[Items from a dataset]

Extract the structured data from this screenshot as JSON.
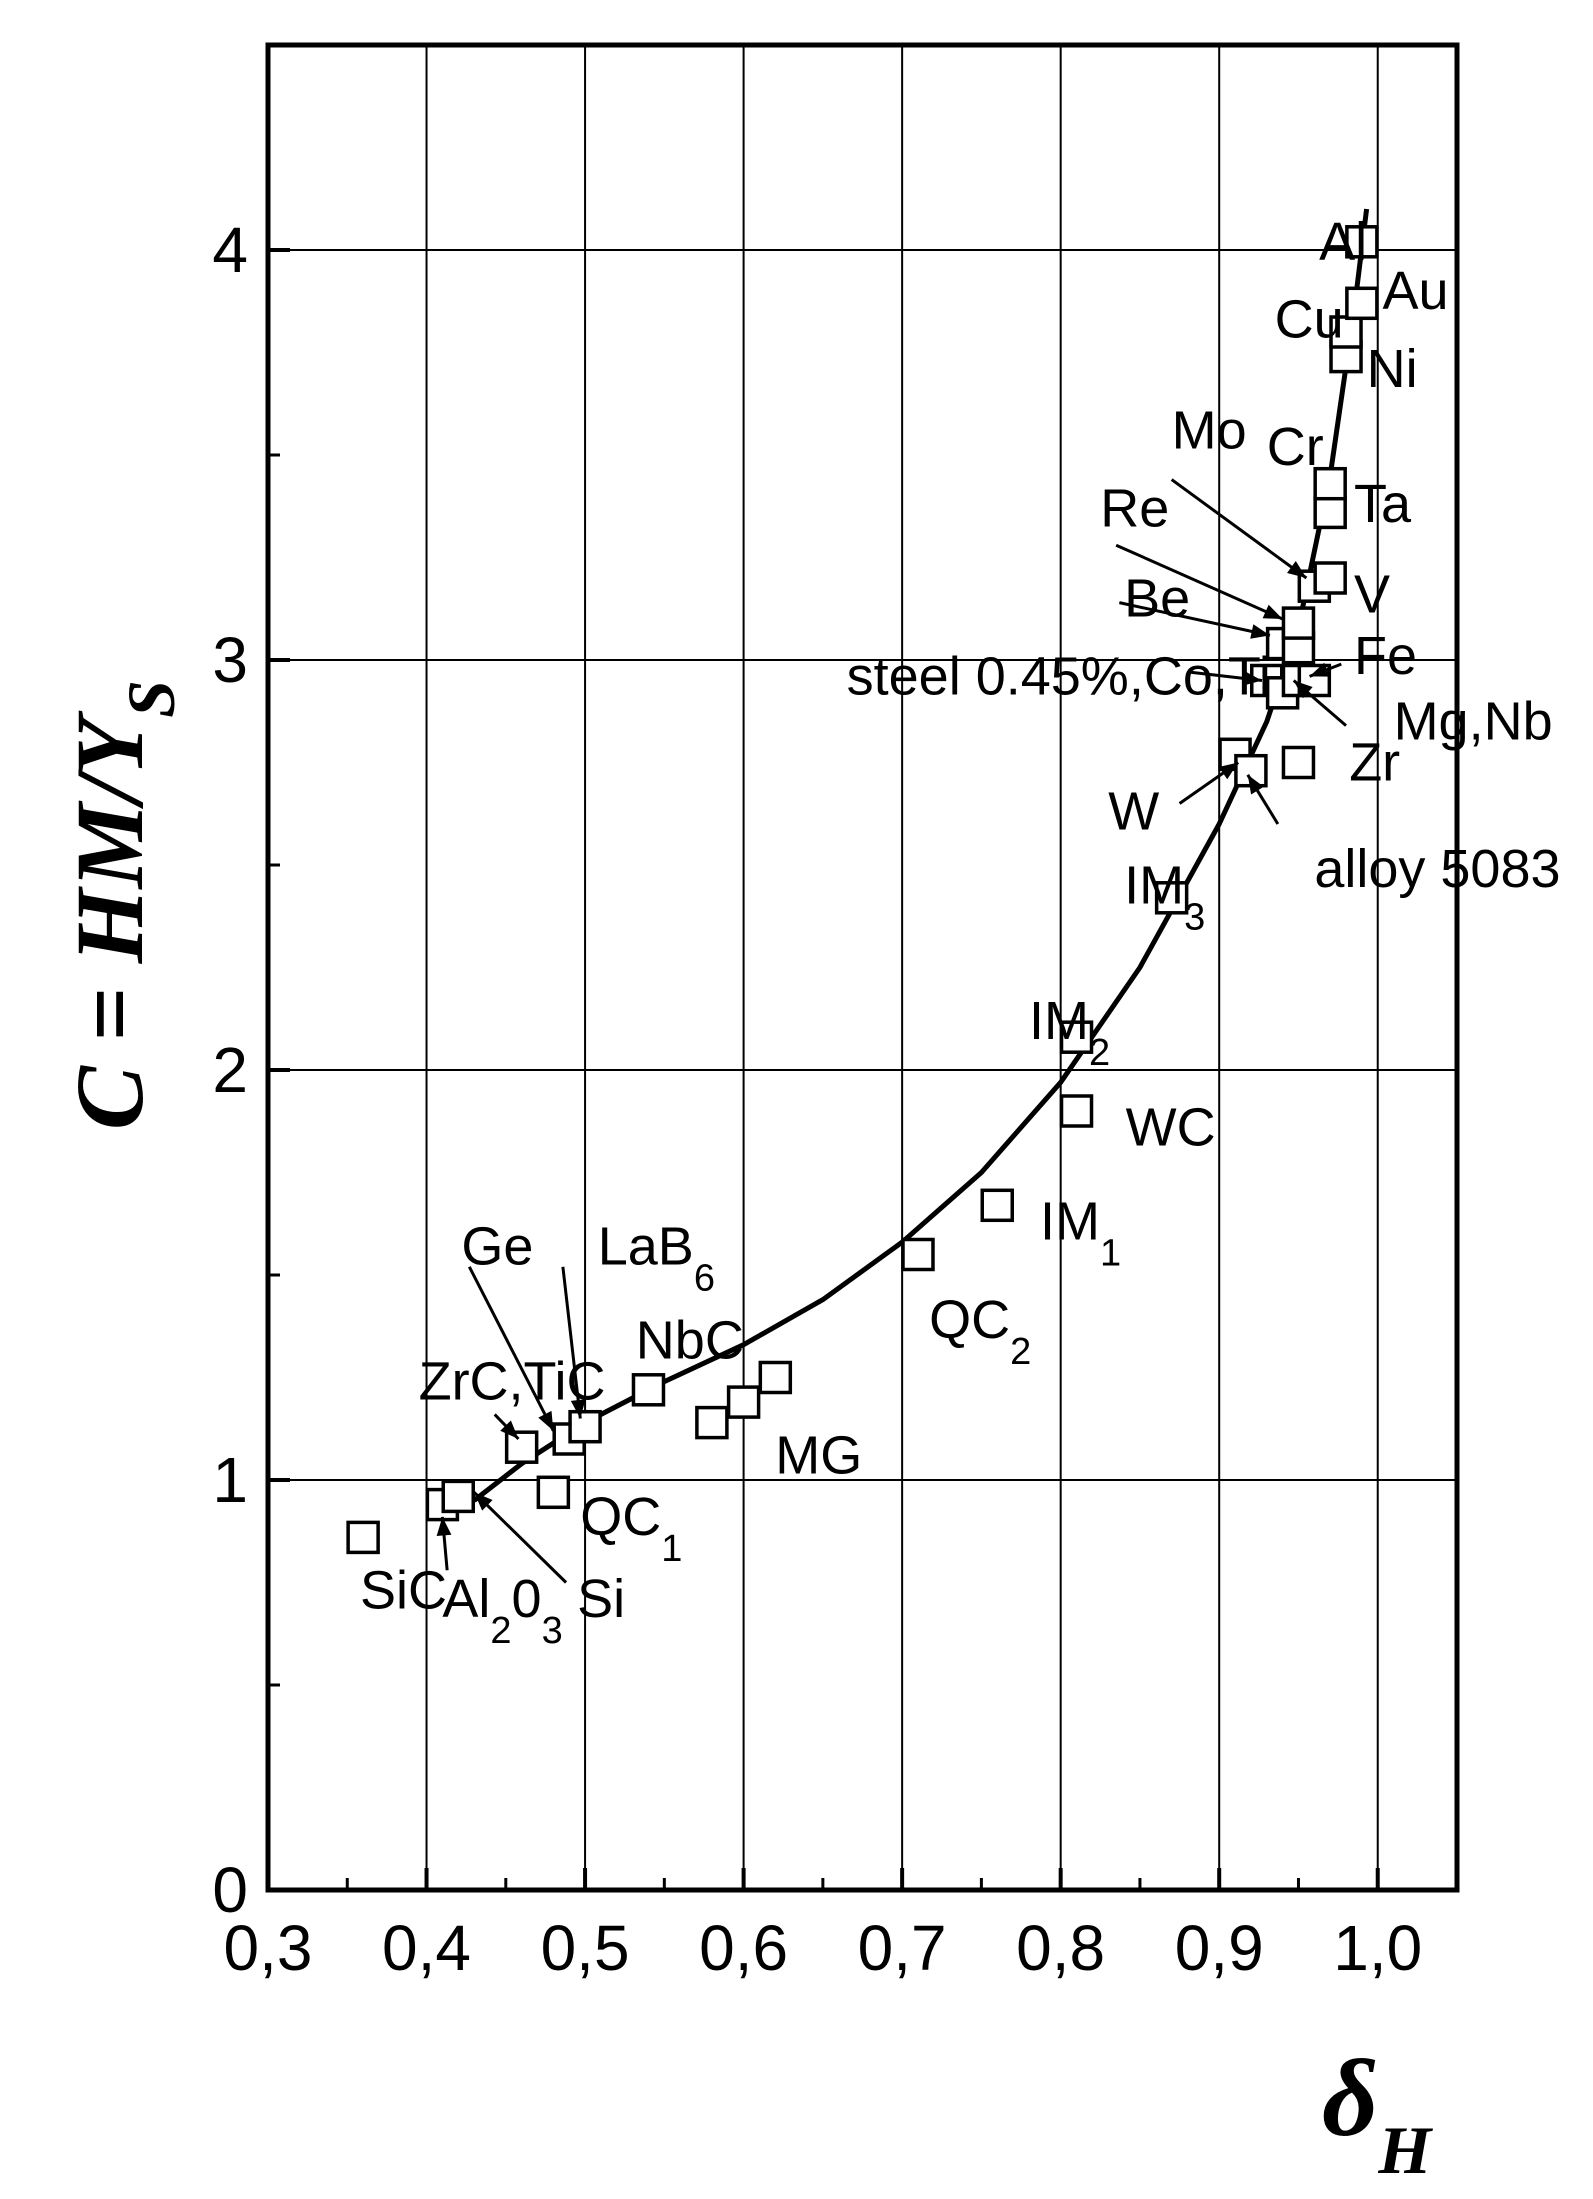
{
  "chart_data": {
    "type": "scatter",
    "title": "",
    "xlabel": {
      "main": "δ",
      "sub": "H"
    },
    "ylabel": {
      "main": "C = HM/Y",
      "sub": "S"
    },
    "xlim": [
      0.3,
      1.05
    ],
    "ylim": [
      0,
      4.5
    ],
    "grid": true,
    "xticks": [
      {
        "v": 0.3,
        "t": "0,3"
      },
      {
        "v": 0.4,
        "t": "0,4"
      },
      {
        "v": 0.5,
        "t": "0,5"
      },
      {
        "v": 0.6,
        "t": "0,6"
      },
      {
        "v": 0.7,
        "t": "0,7"
      },
      {
        "v": 0.8,
        "t": "0,8"
      },
      {
        "v": 0.9,
        "t": "0,9"
      },
      {
        "v": 1.0,
        "t": "1,0"
      }
    ],
    "yticks": [
      {
        "v": 0,
        "t": "0"
      },
      {
        "v": 1,
        "t": "1"
      },
      {
        "v": 2,
        "t": "2"
      },
      {
        "v": 3,
        "t": "3"
      },
      {
        "v": 4,
        "t": "4"
      }
    ],
    "points": [
      [
        0.36,
        0.86
      ],
      [
        0.41,
        0.94
      ],
      [
        0.42,
        0.96
      ],
      [
        0.46,
        1.08
      ],
      [
        0.48,
        0.97
      ],
      [
        0.49,
        1.1
      ],
      [
        0.5,
        1.13
      ],
      [
        0.54,
        1.22
      ],
      [
        0.58,
        1.14
      ],
      [
        0.6,
        1.19
      ],
      [
        0.62,
        1.25
      ],
      [
        0.71,
        1.55
      ],
      [
        0.76,
        1.67
      ],
      [
        0.81,
        1.9
      ],
      [
        0.81,
        2.08
      ],
      [
        0.87,
        2.42
      ],
      [
        0.91,
        2.77
      ],
      [
        0.92,
        2.73
      ],
      [
        0.95,
        2.75
      ],
      [
        0.93,
        2.95
      ],
      [
        0.94,
        2.92
      ],
      [
        0.95,
        2.95
      ],
      [
        0.96,
        2.95
      ],
      [
        0.94,
        3.04
      ],
      [
        0.95,
        3.03
      ],
      [
        0.95,
        3.09
      ],
      [
        0.96,
        3.18
      ],
      [
        0.97,
        3.2
      ],
      [
        0.97,
        3.36
      ],
      [
        0.97,
        3.43
      ],
      [
        0.98,
        3.74
      ],
      [
        0.98,
        3.8
      ],
      [
        0.99,
        3.87
      ],
      [
        0.99,
        4.02
      ]
    ],
    "fit_curve": [
      [
        0.43,
        0.95
      ],
      [
        0.46,
        1.04
      ],
      [
        0.5,
        1.14
      ],
      [
        0.55,
        1.24
      ],
      [
        0.6,
        1.33
      ],
      [
        0.65,
        1.44
      ],
      [
        0.7,
        1.58
      ],
      [
        0.75,
        1.75
      ],
      [
        0.8,
        1.97
      ],
      [
        0.85,
        2.25
      ],
      [
        0.9,
        2.6
      ],
      [
        0.93,
        2.85
      ],
      [
        0.95,
        3.08
      ],
      [
        0.97,
        3.45
      ],
      [
        0.985,
        3.85
      ],
      [
        0.993,
        4.1
      ]
    ],
    "annotations": [
      {
        "text": "Al",
        "x": 0.963,
        "y": 4.02
      },
      {
        "text": "Au",
        "x": 1.003,
        "y": 3.9
      },
      {
        "text": "Cu",
        "x": 0.935,
        "y": 3.83
      },
      {
        "text": "Ni",
        "x": 0.993,
        "y": 3.71
      },
      {
        "text": "Mo",
        "x": 0.87,
        "y": 3.56
      },
      {
        "text": "Cr",
        "x": 0.93,
        "y": 3.52
      },
      {
        "text": "Ta",
        "x": 0.985,
        "y": 3.38
      },
      {
        "text": "Re",
        "x": 0.825,
        "y": 3.37
      },
      {
        "text": "V",
        "x": 0.985,
        "y": 3.16
      },
      {
        "text": "Be",
        "x": 0.84,
        "y": 3.15
      },
      {
        "text": "Fe",
        "x": 0.985,
        "y": 3.01
      },
      {
        "text": "steel 0.45%,Co,Ti",
        "x": 0.665,
        "y": 2.96
      },
      {
        "text": "Mg,Nb",
        "x": 1.01,
        "y": 2.85
      },
      {
        "text": "Zr",
        "x": 0.982,
        "y": 2.75
      },
      {
        "text": "W",
        "x": 0.83,
        "y": 2.63
      },
      {
        "text": "alloy 5083",
        "x": 0.96,
        "y": 2.49
      },
      {
        "text": "IM",
        "sub": "3",
        "x": 0.84,
        "y": 2.45
      },
      {
        "text": "IM",
        "sub": "2",
        "x": 0.78,
        "y": 2.12
      },
      {
        "text": "WC",
        "x": 0.841,
        "y": 1.86
      },
      {
        "text": "IM",
        "sub": "1",
        "x": 0.787,
        "y": 1.63
      },
      {
        "text": "QC",
        "sub": "2",
        "x": 0.717,
        "y": 1.39
      },
      {
        "text": "Ge",
        "x": 0.422,
        "y": 1.57
      },
      {
        "text": "LaB",
        "sub": "6",
        "x": 0.508,
        "y": 1.57
      },
      {
        "text": "NbC",
        "x": 0.532,
        "y": 1.34
      },
      {
        "text": "ZrC,TiC",
        "x": 0.395,
        "y": 1.24
      },
      {
        "text": "MG",
        "x": 0.62,
        "y": 1.06
      },
      {
        "text": "QC",
        "sub": "1",
        "x": 0.497,
        "y": 0.91
      },
      {
        "text": "SiC",
        "x": 0.358,
        "y": 0.73
      },
      {
        "text": "Al",
        "sub": "2",
        "extra": "0",
        "extraSub": "3",
        "x": 0.41,
        "y": 0.71
      },
      {
        "text": "Si",
        "x": 0.495,
        "y": 0.71
      }
    ],
    "arrows": [
      [
        0.87,
        3.44,
        0.955,
        3.2
      ],
      [
        0.835,
        3.28,
        0.94,
        3.1
      ],
      [
        0.837,
        3.14,
        0.932,
        3.06
      ],
      [
        0.882,
        2.97,
        0.927,
        2.95
      ],
      [
        0.98,
        2.84,
        0.947,
        2.95
      ],
      [
        0.977,
        2.99,
        0.957,
        2.96
      ],
      [
        0.875,
        2.65,
        0.912,
        2.75
      ],
      [
        0.937,
        2.6,
        0.918,
        2.72
      ],
      [
        0.427,
        1.52,
        0.48,
        1.12
      ],
      [
        0.486,
        1.52,
        0.497,
        1.15
      ],
      [
        0.443,
        1.16,
        0.458,
        1.1
      ],
      [
        0.413,
        0.78,
        0.41,
        0.91
      ],
      [
        0.488,
        0.75,
        0.43,
        0.97
      ]
    ]
  }
}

#### TASK BRIEF
All of the lines above should be printed exactly, minus the pictures.

#### THE COMPLETED TASK
Extract the structured data from this screenshot as JSON.
{
  "chart_data": {
    "type": "scatter",
    "title": "",
    "xlabel": {
      "main": "δ",
      "sub": "H"
    },
    "ylabel": {
      "main": "C = HM/Y",
      "sub": "S"
    },
    "xlim": [
      0.3,
      1.05
    ],
    "ylim": [
      0,
      4.5
    ],
    "grid": true,
    "xticks": [
      {
        "v": 0.3,
        "t": "0,3"
      },
      {
        "v": 0.4,
        "t": "0,4"
      },
      {
        "v": 0.5,
        "t": "0,5"
      },
      {
        "v": 0.6,
        "t": "0,6"
      },
      {
        "v": 0.7,
        "t": "0,7"
      },
      {
        "v": 0.8,
        "t": "0,8"
      },
      {
        "v": 0.9,
        "t": "0,9"
      },
      {
        "v": 1.0,
        "t": "1,0"
      }
    ],
    "yticks": [
      {
        "v": 0,
        "t": "0"
      },
      {
        "v": 1,
        "t": "1"
      },
      {
        "v": 2,
        "t": "2"
      },
      {
        "v": 3,
        "t": "3"
      },
      {
        "v": 4,
        "t": "4"
      }
    ],
    "points": [
      [
        0.36,
        0.86
      ],
      [
        0.41,
        0.94
      ],
      [
        0.42,
        0.96
      ],
      [
        0.46,
        1.08
      ],
      [
        0.48,
        0.97
      ],
      [
        0.49,
        1.1
      ],
      [
        0.5,
        1.13
      ],
      [
        0.54,
        1.22
      ],
      [
        0.58,
        1.14
      ],
      [
        0.6,
        1.19
      ],
      [
        0.62,
        1.25
      ],
      [
        0.71,
        1.55
      ],
      [
        0.76,
        1.67
      ],
      [
        0.81,
        1.9
      ],
      [
        0.81,
        2.08
      ],
      [
        0.87,
        2.42
      ],
      [
        0.91,
        2.77
      ],
      [
        0.92,
        2.73
      ],
      [
        0.95,
        2.75
      ],
      [
        0.93,
        2.95
      ],
      [
        0.94,
        2.92
      ],
      [
        0.95,
        2.95
      ],
      [
        0.96,
        2.95
      ],
      [
        0.94,
        3.04
      ],
      [
        0.95,
        3.03
      ],
      [
        0.95,
        3.09
      ],
      [
        0.96,
        3.18
      ],
      [
        0.97,
        3.2
      ],
      [
        0.97,
        3.36
      ],
      [
        0.97,
        3.43
      ],
      [
        0.98,
        3.74
      ],
      [
        0.98,
        3.8
      ],
      [
        0.99,
        3.87
      ],
      [
        0.99,
        4.02
      ]
    ],
    "fit_curve": [
      [
        0.43,
        0.95
      ],
      [
        0.46,
        1.04
      ],
      [
        0.5,
        1.14
      ],
      [
        0.55,
        1.24
      ],
      [
        0.6,
        1.33
      ],
      [
        0.65,
        1.44
      ],
      [
        0.7,
        1.58
      ],
      [
        0.75,
        1.75
      ],
      [
        0.8,
        1.97
      ],
      [
        0.85,
        2.25
      ],
      [
        0.9,
        2.6
      ],
      [
        0.93,
        2.85
      ],
      [
        0.95,
        3.08
      ],
      [
        0.97,
        3.45
      ],
      [
        0.985,
        3.85
      ],
      [
        0.993,
        4.1
      ]
    ],
    "annotations": [
      {
        "text": "Al",
        "x": 0.963,
        "y": 4.02
      },
      {
        "text": "Au",
        "x": 1.003,
        "y": 3.9
      },
      {
        "text": "Cu",
        "x": 0.935,
        "y": 3.83
      },
      {
        "text": "Ni",
        "x": 0.993,
        "y": 3.71
      },
      {
        "text": "Mo",
        "x": 0.87,
        "y": 3.56
      },
      {
        "text": "Cr",
        "x": 0.93,
        "y": 3.52
      },
      {
        "text": "Ta",
        "x": 0.985,
        "y": 3.38
      },
      {
        "text": "Re",
        "x": 0.825,
        "y": 3.37
      },
      {
        "text": "V",
        "x": 0.985,
        "y": 3.16
      },
      {
        "text": "Be",
        "x": 0.84,
        "y": 3.15
      },
      {
        "text": "Fe",
        "x": 0.985,
        "y": 3.01
      },
      {
        "text": "steel 0.45%,Co,Ti",
        "x": 0.665,
        "y": 2.96
      },
      {
        "text": "Mg,Nb",
        "x": 1.01,
        "y": 2.85
      },
      {
        "text": "Zr",
        "x": 0.982,
        "y": 2.75
      },
      {
        "text": "W",
        "x": 0.83,
        "y": 2.63
      },
      {
        "text": "alloy 5083",
        "x": 0.96,
        "y": 2.49
      },
      {
        "text": "IM",
        "sub": "3",
        "x": 0.84,
        "y": 2.45
      },
      {
        "text": "IM",
        "sub": "2",
        "x": 0.78,
        "y": 2.12
      },
      {
        "text": "WC",
        "x": 0.841,
        "y": 1.86
      },
      {
        "text": "IM",
        "sub": "1",
        "x": 0.787,
        "y": 1.63
      },
      {
        "text": "QC",
        "sub": "2",
        "x": 0.717,
        "y": 1.39
      },
      {
        "text": "Ge",
        "x": 0.422,
        "y": 1.57
      },
      {
        "text": "LaB",
        "sub": "6",
        "x": 0.508,
        "y": 1.57
      },
      {
        "text": "NbC",
        "x": 0.532,
        "y": 1.34
      },
      {
        "text": "ZrC,TiC",
        "x": 0.395,
        "y": 1.24
      },
      {
        "text": "MG",
        "x": 0.62,
        "y": 1.06
      },
      {
        "text": "QC",
        "sub": "1",
        "x": 0.497,
        "y": 0.91
      },
      {
        "text": "SiC",
        "x": 0.358,
        "y": 0.73
      },
      {
        "text": "Al",
        "sub": "2",
        "extra": "0",
        "extraSub": "3",
        "x": 0.41,
        "y": 0.71
      },
      {
        "text": "Si",
        "x": 0.495,
        "y": 0.71
      }
    ],
    "arrows": [
      [
        0.87,
        3.44,
        0.955,
        3.2
      ],
      [
        0.835,
        3.28,
        0.94,
        3.1
      ],
      [
        0.837,
        3.14,
        0.932,
        3.06
      ],
      [
        0.882,
        2.97,
        0.927,
        2.95
      ],
      [
        0.98,
        2.84,
        0.947,
        2.95
      ],
      [
        0.977,
        2.99,
        0.957,
        2.96
      ],
      [
        0.875,
        2.65,
        0.912,
        2.75
      ],
      [
        0.937,
        2.6,
        0.918,
        2.72
      ],
      [
        0.427,
        1.52,
        0.48,
        1.12
      ],
      [
        0.486,
        1.52,
        0.497,
        1.15
      ],
      [
        0.443,
        1.16,
        0.458,
        1.1
      ],
      [
        0.413,
        0.78,
        0.41,
        0.91
      ],
      [
        0.488,
        0.75,
        0.43,
        0.97
      ]
    ]
  }
}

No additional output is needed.